Start Stored data

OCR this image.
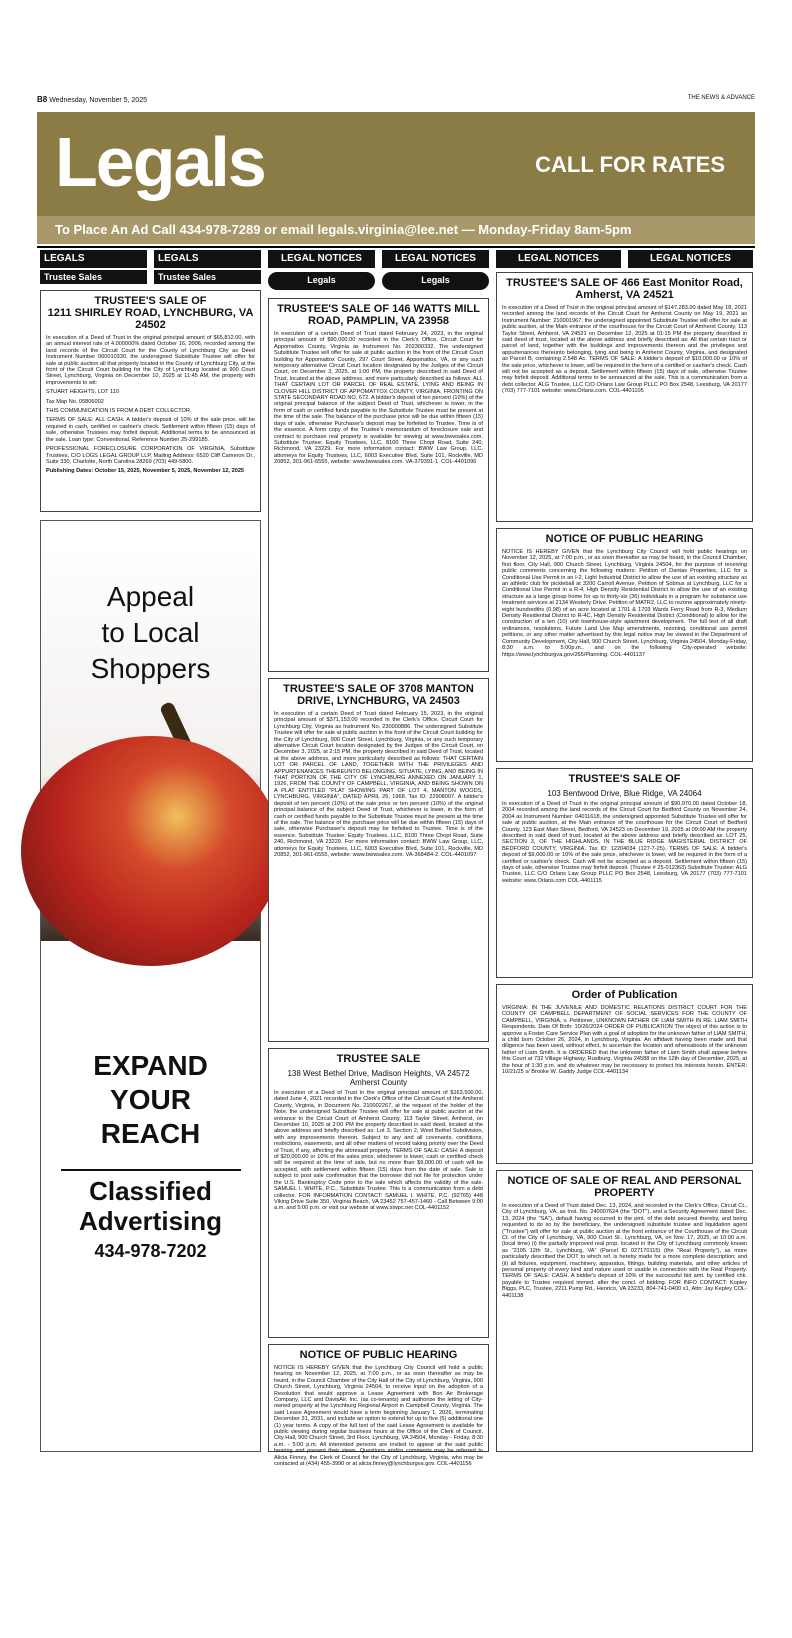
B8 Wednesday, November 5, 2025	THE NEWS & ADVANCE
Legals	CALL FOR RATES
To Place An Ad Call 434-978-7289 or email legals.virginia@lee.net — Monday-Friday 8am-5pm
LEGALS
Trustee Sales
LEGALS
Trustee Sales
TRUSTEE'S SALE OF
1211 SHIRLEY ROAD, LYNCHBURG, VA 24502

In execution of a Deed of Trust in the original principal amount of $65,812.00, with an annual interest rate of 4.000000% dated October 16, 2006, recorded among the land records of the Circuit Court for the County of Lynchburg City as Deed Instrument Number 060010330, the undersigned Substitute Trustee will offer for sale at public auction all that property located in the County of Lynchburg City, at the front of the Circuit Court building for the City of Lynchburg located at 900 Court Street, Lynchburg, Virginia on December 10, 2025 at 11:45 AM, the property with improvements to wit:

STUART HEIGHTS, LOT 110

Tax Map No. 05806002

THIS COMMUNICATION IS FROM A DEBT COLLECTOR.

TERMS OF SALE: ALL CASH. A bidder's deposit of 10% of the sale price, will be required in cash, certified or cashier's check. Settlement within fifteen (15) days of sale, otherwise Trustees may forfeit deposit. Additional terms to be announced at the sale. Loan type: Conventional. Reference Number 25-299185.

PROFESSIONAL FORECLOSURE CORPORATION OF VIRGINIA, Substitute Trustees, C/O LOGS LEGAL GROUP LLP, Mailing Address: 6520 Cliff Cameron Dr., Suite 330, Charlotte, North Carolina 28269 (703) 449-5800.

Publishing Dates: October 15, 2025, November 5, 2025, November 12, 2025

Appeal
to Local
Shoppers
EXPAND
YOUR
REACH
Classified
Advertising
434-978-7202
LEGAL NOTICES	LEGAL NOTICES
Legals	Legals
TRUSTEE'S SALE OF 146 WATTS MILL ROAD, PAMPLIN, VA 23958

In execution of a certain Deed of Trust dated February 24, 2023, in the original principal amount of $90,000.00 recorded in the Clerk's Office, Circuit Court for Appomattox County, Virginia as Instrument No. 202300332. The undersigned Substitute Trustee will offer for sale at public auction in the front of the Circuit Court building for Appomattox County, 297 Court Street, Appomattox, VA, or any such temporary alternative Circuit Court location designated by the Judges of the Circuit Court, on December 3, 2025, at 1:00 PM, the property described in said Deed of Trust, located at the above address, and more particularly described as follows: ALL THAT CERTAIN LOT OR PARCEL OF REAL ESTATE, LYING AND BEING IN CLOVER HILL DISTRICT OF APPOMATTOX COUNTY, VIRGINIA, FRONTING ON STATE SECONDARY ROAD NO. 672. A bidder's deposit of ten percent (10%) of the original principal balance of the subject Deed of Trust, whichever is lower, in the form of cash or certified funds payable to the Substitute Trustee must be present at the time of the sale. The balance of the purchase price will be due within fifteen (15) days of sale, otherwise Purchaser's deposit may be forfeited to Trustee. Time is of the essence. A form copy of the Trustee's memorandum of foreclosure sale and contract to purchase real property is available for viewing at www.bwwsales.com. Substitute Trustee: Equity Trustees, LLC, 8100 Three Chopt Road, Suite 240, Richmond, VA 23229. For more information contact: BWW Law Group, LLC, attorneys for Equity Trustees, LLC, 6003 Executive Blvd, Suite 101, Rockville, MD 20852, 301-961-6555, website: www.bwwsales.com. VA-379391-1. COL-4401096

TRUSTEE'S SALE OF 3708 MANTON DRIVE, LYNCHBURG, VA 24503

In execution of a certain Deed of Trust dated February 15, 2023, in the original principal amount of $371,153.00 recorded in the Clerk's Office, Circuit Court for Lynchburg City, Virginia as Instrument No. 230000886. The undersigned Substitute Trustee will offer for sale at public auction in the front of the Circuit Court building for the City of Lynchburg, 900 Court Street, Lynchburg, Virginia, or any such temporary alternative Circuit Court location designated by the Judges of the Circuit Court, on December 3, 2025, at 2:15 PM, the property described in said Deed of Trust, located at the above address, and more particularly described as follows: THAT CERTAIN LOT OR PARCEL OF LAND, TOGETHER WITH THE PRIVILEGES AND APPURTENANCES THEREUNTO BELONGING, SITUATE, LYING, AND BEING IN THAT PORTION OF THE CITY OF LYNCHBURG ANNEXED ON JANUARY 1, 1926, FROM THE COUNTY OF CAMPBELL, VIRGINIA, AND BEING SHOWN ON A PLAT ENTITLED "PLAT SHOWING PART OF LOT 4, MANTON WOODS, LYNCHBURG, VIRGINIA", DATED APRIL 26, 1968. Tax ID: 22908007. A bidder's deposit of ten percent (10%) of the sale price or ten percent (10%) of the original principal balance of the subject Deed of Trust, whichever is lower, in the form of cash or certified funds payable to the Substitute Trustee must be present at the time of the sale. The balance of the purchase price will be due within fifteen (15) days of sale, otherwise Purchaser's deposit may be forfeited to Trustee. Time is of the essence. Substitute Trustee: Equity Trustees, LLC, 8100 Three Chopt Road, Suite 240, Richmond, VA 23229. For more information contact: BWW Law Group, LLC, attorneys for Equity Trustees, LLC, 6003 Executive Blvd, Suite 101, Rockville, MD 20852, 301-961-6555, website: www.bwwsales.com. VA-368484-2. COL-4401097

TRUSTEE SALE
138 West Bethel Drive, Madison Heights, VA 24572 Amherst County

In execution of a Deed of Trust in the original principal amount of $163,500.00, dated June 4, 2021 recorded in the Clerk's Office of the Circuit Court of the Amherst County, Virginia, in Document No. 210002267, at the request of the holder of the Note, the undersigned Substitute Trustee will offer for sale at public auction at the entrance to the Circuit Court of Amherst County, 113 Taylor Street, Amherst, on December 10, 2025 at 2:00 PM the property described in said deed, located at the above address and briefly described as: Lot 3, Section 2, West Bethel Subdivision, with any improvements thereon. Subject to any and all covenants, conditions, restrictions, easements, and all other matters of record taking priority over the Deed of Trust, if any, affecting the aforesaid property. TERMS OF SALE: CASH: A deposit of $20,000.00 or 10% of the sales price, whichever is lower, cash or certified check will be required at the time of sale, but no more than $9,000.00 of cash will be accepted, with settlement within fifteen (15) days from the date of sale. Sale is subject to post sale confirmation that the borrower did not file for protection under the U.S. Bankruptcy Code prior to the sale which affects the validity of the sale. SAMUEL I. WHITE, P.C., Substitute Trustee. This is a communication from a debt collector. FOR INFORMATION CONTACT: SAMUEL I. WHITE, P.C. (92765) 448 Viking Drive Suite 350, Virginia Beach, VA 23452 757-457-1460 - Call Between 9:00 a.m. and 5:00 p.m. or visit our website at www.siwpc.net COL-4401152

NOTICE OF PUBLIC HEARING

NOTICE IS HEREBY GIVEN that the Lynchburg City Council will hold a public hearing on November 12, 2025, at 7:00 p.m., or as soon thereafter as may be heard, in the Council Chamber of the City Hall of the City of Lynchburg, Virginia, 900 Church Street, Lynchburg, Virginia 24504, to receive input on the adoption of a Resolution that would approve a Lease Agreement with Bon Air Brokerage Company, LLC and DavisAir, Inc. (as co-tenants) and authorize the letting of City-owned property at the Lynchburg Regional Airport in Campbell County, Virginia. The said Lease Agreement would have a term beginning January 1, 2026, terminating December 31, 2031, and include an option to extend for up to five (5) additional one (1) year terms. A copy of the full text of the said Lease Agreement is available for public viewing during regular business hours at the Office of the Clerk of Council, City Hall, 900 Church Street, 3rd Floor, Lynchburg, VA 24504, Monday - Friday, 8:30 a.m. - 5:00 p.m. All interested persons are invited to appear at the said public hearing and present their views. Questions and/or comments may be referred to Alicia Finney, the Clerk of Council for the City of Lynchburg, Virginia, who may be contacted at (434) 455-3990 or at alicia.finney@lynchburgva.gov. COL-4401156

LEGAL NOTICES	LEGAL NOTICES
TRUSTEE'S SALE OF 466 East Monitor Road, Amherst, VA 24521

In execution of a Deed of Trust in the original principal amount of $147,283.00 dated May 18, 2021 recorded among the land records of the Circuit Court for Amherst County on May 19, 2021 as Instrument Number: 210001967, the undersigned appointed Substitute Trustee will offer for sale at public auction, at the Main entrance of the courthouse for the Circuit Court of Amherst County, 113 Taylor Street, Amherst, VA 24521 on December 12, 2025 at 01:15 PM the property described in said deed of trust, located at the above address and briefly described as: All that certain tract or parcel of land, together with the buildings and improvements thereon and the privileges and appurtenances thereunto belonging, lying and being in Amherst County, Virginia, and designated as Parcel B, containing 2.548 Ac. TERMS OF SALE: A bidder's deposit of $10,000.00 or 10% of the sale price, whichever is lower, will be required in the form of a certified or cashier's check. Cash will not be accepted as a deposit. Settlement within fifteen (15) days of sale, otherwise Trustee may forfeit deposit. Additional terms to be announced at the sale. This is a communication from a debt collector. ALG Trustee, LLC C/O Orlans Law Group PLLC PO Box 2548, Leesburg, VA 20177 (703) 777-7101 website: www.Orlans.com. COL-4401105

NOTICE OF PUBLIC HEARING

NOTICE IS HEREBY GIVEN that the Lynchburg City Council will hold public hearings on November 12, 2025, at 7:00 p.m., or as soon thereafter as may be heard, in the Council Chamber, first floor, City Hall, 900 Church Street, Lynchburg, Virginia 24504, for the purpose of receiving public comments concerning the following matters: Petition of Dantas Properties, LLC for a Conditional Use Permit in an I-2, Light Industrial District to allow the use of an existing structure as an athletic club for pickleball at 3200 Carroll Avenue. Petition of Sobrius at Lynchburg, LLC for a Conditional Use Permit in a R-4, High Density Residential District to allow the use of an existing structure as a large group home for up to thirty-six (36) individuals in a program for substance use treatment services at 2134 Westerly Drive. Petition of MATR2, LLC to rezone approximately ninety-eight hundredths (0.98) of an acre located at 1701 & 1703 Wards Ferry Road from R-3, Medium Density Residential District to R-4C, High Density Residential District (Conditional) to allow for the construction of a ten (10) unit townhouse-style apartment development. The full text of all draft ordinances, resolutions, Future Land Use Map amendments, rezoning, conditional use permit petitions, or any other matter advertised by this legal notice may be viewed in the Department of Community Development, City Hall, 900 Church Street, Lynchburg, Virginia 24504, Monday-Friday, 8:30 a.m. to 5:00p.m., and on the following City-operated website: https://www.lynchburgva.gov/265/Planning. COL-4401137

TRUSTEE'S SALE OF
103 Bentwood Drive, Blue Ridge, VA 24064

In execution of a Deed of Trust in the original principal amount of $90,970.00 dated October 18, 2004 recorded among the land records of the Circuit Court for Bedford County on November 24, 2004 as Instrument Number: 04011618, the undersigned appointed Substitute Trustee will offer for sale at public auction, at the Main entrance of the courthouse for the Circuit Court of Bedford County, 123 East Main Street, Bedford, VA 24523 on December 19, 2025 at 09:00 AM the property described in said deed of trust, located at the above address and briefly described as: LOT 25, SECTION 3, OF THE HIGHLANDS, IN THE BLUE RIDGE MAGISTERIAL DISTRICT OF BEDFORD COUNTY, VIRGINIA. Tax ID: 12204034 (127-7-25). TERMS OF SALE: A bidder's deposit of $9,000.00 or 10% of the sale price, whichever is lower, will be required in the form of a certified or cashier's check. Cash will not be accepted as a deposit. Settlement within fifteen (15) days of sale, otherwise Trustee may forfeit deposit. (Trustee # 25-012363) Substitute Trustee: ALG Trustee, LLC C/O Orlans Law Group PLLC PO Box 2548, Leesburg, VA 20177 (703) 777-7101 website: www.Orlans.com COL-4401115

Order of Publication

VIRGINIA: IN THE JUVENILE AND DOMESTIC RELATIONS DISTRICT COURT FOR THE COUNTY OF CAMPBELL DEPARTMENT OF SOCIAL SERVICES FOR THE COUNTY OF CAMPBELL, VIRGINIA, v. Petitioner, UNKNOWN FATHER OF LIAM SMITH IN RE: LIAM SMITH Respondents. Date Of Birth: 10/26/2024 ORDER OF PUBLICATION The object of this action is to approve a Foster Care Service Plan with a goal of adoption for the unknown father of LIAM SMITH, a child born October 26, 2024, in Lynchburg, Virginia. An affidavit having been made and that diligence has been used, without effect, to ascertain the location and whereabouts of the unknown father of Liam Smith. It is ORDERED that the unknown father of Liam Smith shall appear before this Court at 732 Village Highway, Rustburg, Virginia 24588 on the 12th day of December, 2025, at the hour of 1:30 p.m. and do whatever may be necessary to protect his interests herein. ENTER: 10/21/25 s/ Brooke W. Gaddy Judge COL-4401134

NOTICE OF SALE OF REAL AND PERSONAL PROPERTY

In execution of a Deed of Trust dated Dec. 13, 2024, and recorded in the Clerk's Office, Circuit Ct., City of Lynchburg, VA, as Inst. No. 240007624 (the "DOT"), and a Security Agreement dated Dec. 13, 2024 (the "SA"), default having occurred in the pmt. of the debt secured thereby, and being requested to do so by the beneficiary, the undersigned substitute trustee and liquidation agent ("Trustee") will offer for sale at public auction at the front entrance of the Courthouse of the Circuit Ct. of the City of Lynchburg, VA, 900 Court St., Lynchburg, VA, on Nov. 17, 2025, at 10:00 a.m. (local time) (i) the partially improved real prop. located in the City of Lynchburg commonly known as "2105 12th St., Lynchburg, VA" (Parcel ID 027170115) (the "Real Property"), as more particularly described the DOT to which ref. is hereby made for a more complete description; and (ii) all fixtures, equipment, machinery, apparatus, fittings, building materials, and other articles of personal property of every kind and nature used or usable in connection with the Real Property. TERMS OF SALE: CASH. A bidder's deposit of 10% of the successful bid amt. by certified chk. payable to Trustee required immed. after the concl. of bidding. FOR INFO CONTACT: Kopley Biggs, PLC, Trustee, 2211 Pump Rd., Henrico, VA 23233, 804-741-0400 x1, Attn: Jay Kepley COL-4401138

End Stored data

» **Task requirements**: From the entries above, pull out each line that includes "announced".

» **Final result**:
TERMS OF SALE: ALL CASH. A bidder's deposit of 10% of the sale price, will be required in cash, certified or cashier's check. Settlement within fifteen (15) days of sale, otherwise Trustees may forfeit deposit. Additional terms to be announced at the sale. Loan type: Conventional. Reference Number 25-299185.
In execution of a Deed of Trust in the original principal amount of $147,283.00 dated May 18, 2021 recorded among the land records of the Circuit Court for Amherst County on May 19, 2021 as Instrument Number: 210001967, the undersigned appointed Substitute Trustee will offer for sale at public auction, at the Main entrance of the courthouse for the Circuit Court of Amherst County, 113 Taylor Street, Amherst, VA 24521 on December 12, 2025 at 01:15 PM the property described in said deed of trust, located at the above address and briefly described as: All that certain tract or parcel of land, together with the buildings and improvements thereon and the privileges and appurtenances thereunto belonging, lying and being in Amherst County, Virginia, and designated as Parcel B, containing 2.548 Ac. TERMS OF SALE: A bidder's deposit of $10,000.00 or 10% of the sale price, whichever is lower, will be required in the form of a certified or cashier's check. Cash will not be accepted as a deposit. Settlement within fifteen (15) days of sale, otherwise Trustee may forfeit deposit. Additional terms to be announced at the sale. This is a communication from a debt collector. ALG Trustee, LLC C/O Orlans Law Group PLLC PO Box 2548, Leesburg, VA 20177 (703) 777-7101 website: www.Orlans.com. COL-4401105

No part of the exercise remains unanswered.